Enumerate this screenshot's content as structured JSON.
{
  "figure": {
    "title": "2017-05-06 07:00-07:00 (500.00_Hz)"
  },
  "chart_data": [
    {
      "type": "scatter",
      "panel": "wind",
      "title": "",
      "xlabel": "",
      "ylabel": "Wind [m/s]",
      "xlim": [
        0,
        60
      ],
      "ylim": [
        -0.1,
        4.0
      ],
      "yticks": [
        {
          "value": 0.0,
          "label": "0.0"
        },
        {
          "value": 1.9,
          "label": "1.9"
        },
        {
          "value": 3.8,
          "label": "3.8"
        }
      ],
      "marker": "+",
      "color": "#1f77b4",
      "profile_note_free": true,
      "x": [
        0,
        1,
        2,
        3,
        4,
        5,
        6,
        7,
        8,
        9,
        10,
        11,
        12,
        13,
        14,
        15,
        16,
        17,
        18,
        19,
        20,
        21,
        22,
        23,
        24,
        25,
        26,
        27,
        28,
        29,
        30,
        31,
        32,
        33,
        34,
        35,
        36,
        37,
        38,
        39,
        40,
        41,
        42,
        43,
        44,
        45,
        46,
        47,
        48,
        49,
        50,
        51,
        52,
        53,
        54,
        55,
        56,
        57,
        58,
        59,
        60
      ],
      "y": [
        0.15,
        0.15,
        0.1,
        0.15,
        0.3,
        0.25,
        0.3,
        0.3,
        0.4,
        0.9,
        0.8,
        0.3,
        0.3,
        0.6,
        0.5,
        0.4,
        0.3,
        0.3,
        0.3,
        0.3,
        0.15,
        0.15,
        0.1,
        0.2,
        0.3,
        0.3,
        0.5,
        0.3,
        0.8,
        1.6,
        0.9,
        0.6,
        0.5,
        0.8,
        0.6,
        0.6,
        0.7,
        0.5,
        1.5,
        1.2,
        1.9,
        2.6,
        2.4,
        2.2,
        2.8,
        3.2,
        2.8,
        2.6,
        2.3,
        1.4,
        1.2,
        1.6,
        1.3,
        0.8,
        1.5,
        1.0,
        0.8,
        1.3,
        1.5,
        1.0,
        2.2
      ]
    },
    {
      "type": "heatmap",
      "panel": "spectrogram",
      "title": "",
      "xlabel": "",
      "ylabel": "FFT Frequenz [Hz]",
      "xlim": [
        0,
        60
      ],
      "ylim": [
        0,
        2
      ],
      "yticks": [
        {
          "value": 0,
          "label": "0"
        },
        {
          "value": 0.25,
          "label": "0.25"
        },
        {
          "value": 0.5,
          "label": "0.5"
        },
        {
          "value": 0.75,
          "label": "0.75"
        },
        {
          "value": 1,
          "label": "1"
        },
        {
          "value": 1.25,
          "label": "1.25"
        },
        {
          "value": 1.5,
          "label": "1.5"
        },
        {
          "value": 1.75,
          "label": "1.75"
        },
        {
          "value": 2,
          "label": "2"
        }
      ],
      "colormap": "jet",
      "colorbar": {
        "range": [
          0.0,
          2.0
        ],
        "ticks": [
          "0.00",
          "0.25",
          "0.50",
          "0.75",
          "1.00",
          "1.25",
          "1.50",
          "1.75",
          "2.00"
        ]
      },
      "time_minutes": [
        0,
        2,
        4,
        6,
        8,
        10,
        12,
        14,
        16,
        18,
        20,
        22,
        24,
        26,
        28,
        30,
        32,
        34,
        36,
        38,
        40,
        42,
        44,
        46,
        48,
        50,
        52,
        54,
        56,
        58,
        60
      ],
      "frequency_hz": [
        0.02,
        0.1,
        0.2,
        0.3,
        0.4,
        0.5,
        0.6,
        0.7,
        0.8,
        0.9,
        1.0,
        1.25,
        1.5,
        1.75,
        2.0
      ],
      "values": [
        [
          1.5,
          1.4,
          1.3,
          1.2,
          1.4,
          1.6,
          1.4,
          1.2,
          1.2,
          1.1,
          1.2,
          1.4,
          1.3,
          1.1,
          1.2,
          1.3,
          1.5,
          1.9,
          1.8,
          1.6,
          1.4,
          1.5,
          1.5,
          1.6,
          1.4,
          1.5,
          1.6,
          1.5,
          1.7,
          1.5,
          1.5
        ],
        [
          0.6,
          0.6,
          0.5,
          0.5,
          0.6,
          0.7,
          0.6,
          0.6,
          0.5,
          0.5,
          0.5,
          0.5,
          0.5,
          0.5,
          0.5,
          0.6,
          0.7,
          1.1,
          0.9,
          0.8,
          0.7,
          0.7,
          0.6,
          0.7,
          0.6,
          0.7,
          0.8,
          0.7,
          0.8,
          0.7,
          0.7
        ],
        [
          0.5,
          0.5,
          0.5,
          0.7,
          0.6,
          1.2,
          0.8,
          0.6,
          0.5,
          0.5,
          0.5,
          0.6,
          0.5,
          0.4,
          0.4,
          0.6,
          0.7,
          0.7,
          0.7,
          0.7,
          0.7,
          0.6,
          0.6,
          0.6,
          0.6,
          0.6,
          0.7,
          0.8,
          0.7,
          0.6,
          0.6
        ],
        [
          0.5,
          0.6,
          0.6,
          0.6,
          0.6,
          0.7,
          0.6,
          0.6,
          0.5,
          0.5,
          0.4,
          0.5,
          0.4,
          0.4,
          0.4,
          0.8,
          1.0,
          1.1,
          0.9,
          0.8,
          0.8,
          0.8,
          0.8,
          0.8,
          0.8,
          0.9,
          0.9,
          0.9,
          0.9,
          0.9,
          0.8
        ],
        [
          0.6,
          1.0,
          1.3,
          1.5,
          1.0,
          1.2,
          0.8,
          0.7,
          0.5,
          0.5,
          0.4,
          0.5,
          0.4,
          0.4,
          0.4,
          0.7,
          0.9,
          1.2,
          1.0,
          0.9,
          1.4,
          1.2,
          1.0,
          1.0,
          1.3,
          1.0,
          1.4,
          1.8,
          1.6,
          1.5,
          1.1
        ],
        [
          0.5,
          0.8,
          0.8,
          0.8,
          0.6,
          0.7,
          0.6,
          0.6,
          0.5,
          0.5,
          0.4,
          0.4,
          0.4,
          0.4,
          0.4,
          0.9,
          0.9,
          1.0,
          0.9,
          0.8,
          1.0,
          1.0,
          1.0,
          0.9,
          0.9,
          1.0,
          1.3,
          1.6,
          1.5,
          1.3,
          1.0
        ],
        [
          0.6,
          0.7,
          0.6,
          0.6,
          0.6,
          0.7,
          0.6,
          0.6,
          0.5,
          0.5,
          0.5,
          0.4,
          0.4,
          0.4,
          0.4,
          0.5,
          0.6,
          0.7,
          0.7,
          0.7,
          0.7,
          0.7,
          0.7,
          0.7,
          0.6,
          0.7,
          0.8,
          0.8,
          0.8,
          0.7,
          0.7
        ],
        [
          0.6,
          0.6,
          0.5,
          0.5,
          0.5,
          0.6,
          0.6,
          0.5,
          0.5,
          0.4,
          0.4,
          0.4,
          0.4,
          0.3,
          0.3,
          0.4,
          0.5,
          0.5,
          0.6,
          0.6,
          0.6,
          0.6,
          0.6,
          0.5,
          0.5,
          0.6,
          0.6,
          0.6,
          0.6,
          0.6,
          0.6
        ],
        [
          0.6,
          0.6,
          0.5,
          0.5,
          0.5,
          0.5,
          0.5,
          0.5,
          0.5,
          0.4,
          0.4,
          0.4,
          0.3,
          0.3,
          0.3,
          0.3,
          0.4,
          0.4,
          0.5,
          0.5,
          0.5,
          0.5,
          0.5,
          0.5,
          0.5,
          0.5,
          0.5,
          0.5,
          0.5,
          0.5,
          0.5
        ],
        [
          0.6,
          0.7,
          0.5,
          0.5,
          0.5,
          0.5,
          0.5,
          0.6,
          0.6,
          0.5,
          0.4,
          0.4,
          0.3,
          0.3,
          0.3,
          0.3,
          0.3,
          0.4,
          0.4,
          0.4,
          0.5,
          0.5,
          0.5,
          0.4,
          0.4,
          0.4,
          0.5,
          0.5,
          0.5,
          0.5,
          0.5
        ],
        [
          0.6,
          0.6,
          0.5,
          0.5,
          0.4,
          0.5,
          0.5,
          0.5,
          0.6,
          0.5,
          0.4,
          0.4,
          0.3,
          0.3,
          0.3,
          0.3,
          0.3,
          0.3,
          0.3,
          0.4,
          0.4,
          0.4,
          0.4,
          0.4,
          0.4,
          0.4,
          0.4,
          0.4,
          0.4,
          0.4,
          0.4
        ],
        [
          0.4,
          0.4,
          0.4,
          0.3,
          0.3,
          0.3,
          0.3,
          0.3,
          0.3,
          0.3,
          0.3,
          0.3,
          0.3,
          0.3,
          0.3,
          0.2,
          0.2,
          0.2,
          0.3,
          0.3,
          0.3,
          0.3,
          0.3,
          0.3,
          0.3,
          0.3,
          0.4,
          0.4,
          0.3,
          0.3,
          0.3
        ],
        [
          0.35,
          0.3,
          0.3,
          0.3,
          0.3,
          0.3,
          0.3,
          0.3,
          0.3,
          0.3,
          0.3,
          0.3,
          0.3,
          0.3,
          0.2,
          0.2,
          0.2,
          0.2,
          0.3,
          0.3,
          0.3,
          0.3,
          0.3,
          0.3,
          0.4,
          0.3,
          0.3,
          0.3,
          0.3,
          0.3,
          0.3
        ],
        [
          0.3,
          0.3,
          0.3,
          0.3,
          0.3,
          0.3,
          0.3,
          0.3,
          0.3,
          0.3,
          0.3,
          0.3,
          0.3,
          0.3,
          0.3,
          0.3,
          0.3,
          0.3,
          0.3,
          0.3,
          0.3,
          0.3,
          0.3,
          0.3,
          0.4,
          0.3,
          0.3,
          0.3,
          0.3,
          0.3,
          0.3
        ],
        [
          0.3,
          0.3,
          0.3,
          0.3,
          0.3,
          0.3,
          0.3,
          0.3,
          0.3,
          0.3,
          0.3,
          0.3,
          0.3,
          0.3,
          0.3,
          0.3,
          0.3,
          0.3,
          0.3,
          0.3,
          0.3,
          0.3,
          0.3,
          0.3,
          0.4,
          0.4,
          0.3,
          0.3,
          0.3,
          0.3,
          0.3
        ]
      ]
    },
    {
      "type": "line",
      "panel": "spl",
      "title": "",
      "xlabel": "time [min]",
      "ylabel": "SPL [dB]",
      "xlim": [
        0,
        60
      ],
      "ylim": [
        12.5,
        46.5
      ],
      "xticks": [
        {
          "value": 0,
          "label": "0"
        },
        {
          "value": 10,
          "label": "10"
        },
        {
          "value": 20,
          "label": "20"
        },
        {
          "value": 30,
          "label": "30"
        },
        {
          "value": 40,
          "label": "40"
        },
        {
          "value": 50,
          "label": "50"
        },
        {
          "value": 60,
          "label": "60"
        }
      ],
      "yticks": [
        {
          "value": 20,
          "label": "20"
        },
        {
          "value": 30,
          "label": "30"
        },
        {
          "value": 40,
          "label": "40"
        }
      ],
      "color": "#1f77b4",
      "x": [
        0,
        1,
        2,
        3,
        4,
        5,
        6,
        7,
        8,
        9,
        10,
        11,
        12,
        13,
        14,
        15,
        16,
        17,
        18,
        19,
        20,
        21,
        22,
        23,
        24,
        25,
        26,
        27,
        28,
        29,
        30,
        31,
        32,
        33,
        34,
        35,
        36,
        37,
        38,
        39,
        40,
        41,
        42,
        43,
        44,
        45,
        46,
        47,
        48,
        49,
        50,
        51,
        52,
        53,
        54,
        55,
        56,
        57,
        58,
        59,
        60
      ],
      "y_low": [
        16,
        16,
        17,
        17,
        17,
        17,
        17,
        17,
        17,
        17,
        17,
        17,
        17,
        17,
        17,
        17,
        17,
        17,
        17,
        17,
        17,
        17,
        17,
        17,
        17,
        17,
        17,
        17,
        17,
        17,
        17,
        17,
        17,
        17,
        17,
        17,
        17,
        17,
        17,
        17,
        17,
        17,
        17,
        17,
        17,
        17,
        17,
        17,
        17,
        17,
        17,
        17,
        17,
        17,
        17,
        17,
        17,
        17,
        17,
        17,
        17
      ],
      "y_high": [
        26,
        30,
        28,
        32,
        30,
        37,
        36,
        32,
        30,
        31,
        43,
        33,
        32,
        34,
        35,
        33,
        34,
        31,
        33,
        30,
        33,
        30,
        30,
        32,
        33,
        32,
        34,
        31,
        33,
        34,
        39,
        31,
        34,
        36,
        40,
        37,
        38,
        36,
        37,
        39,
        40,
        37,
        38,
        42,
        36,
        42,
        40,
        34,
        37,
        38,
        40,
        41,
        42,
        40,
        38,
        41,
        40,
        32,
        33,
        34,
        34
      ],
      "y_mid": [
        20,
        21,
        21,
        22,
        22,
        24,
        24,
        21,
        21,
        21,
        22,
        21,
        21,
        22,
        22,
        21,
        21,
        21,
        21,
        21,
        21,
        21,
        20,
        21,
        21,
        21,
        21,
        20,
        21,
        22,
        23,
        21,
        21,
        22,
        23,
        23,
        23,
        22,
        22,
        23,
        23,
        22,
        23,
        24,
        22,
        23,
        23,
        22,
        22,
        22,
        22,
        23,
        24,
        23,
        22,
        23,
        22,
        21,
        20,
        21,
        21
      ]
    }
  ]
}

•••••

> TASK REQUIREMENTS
Using the data above, copy each line that contains "ylabel".

> FULL SOLUTION
      "ylabel": "Wind [m/s]",
      "ylabel": "FFT Frequenz [Hz]",
      "ylabel": "SPL [dB]",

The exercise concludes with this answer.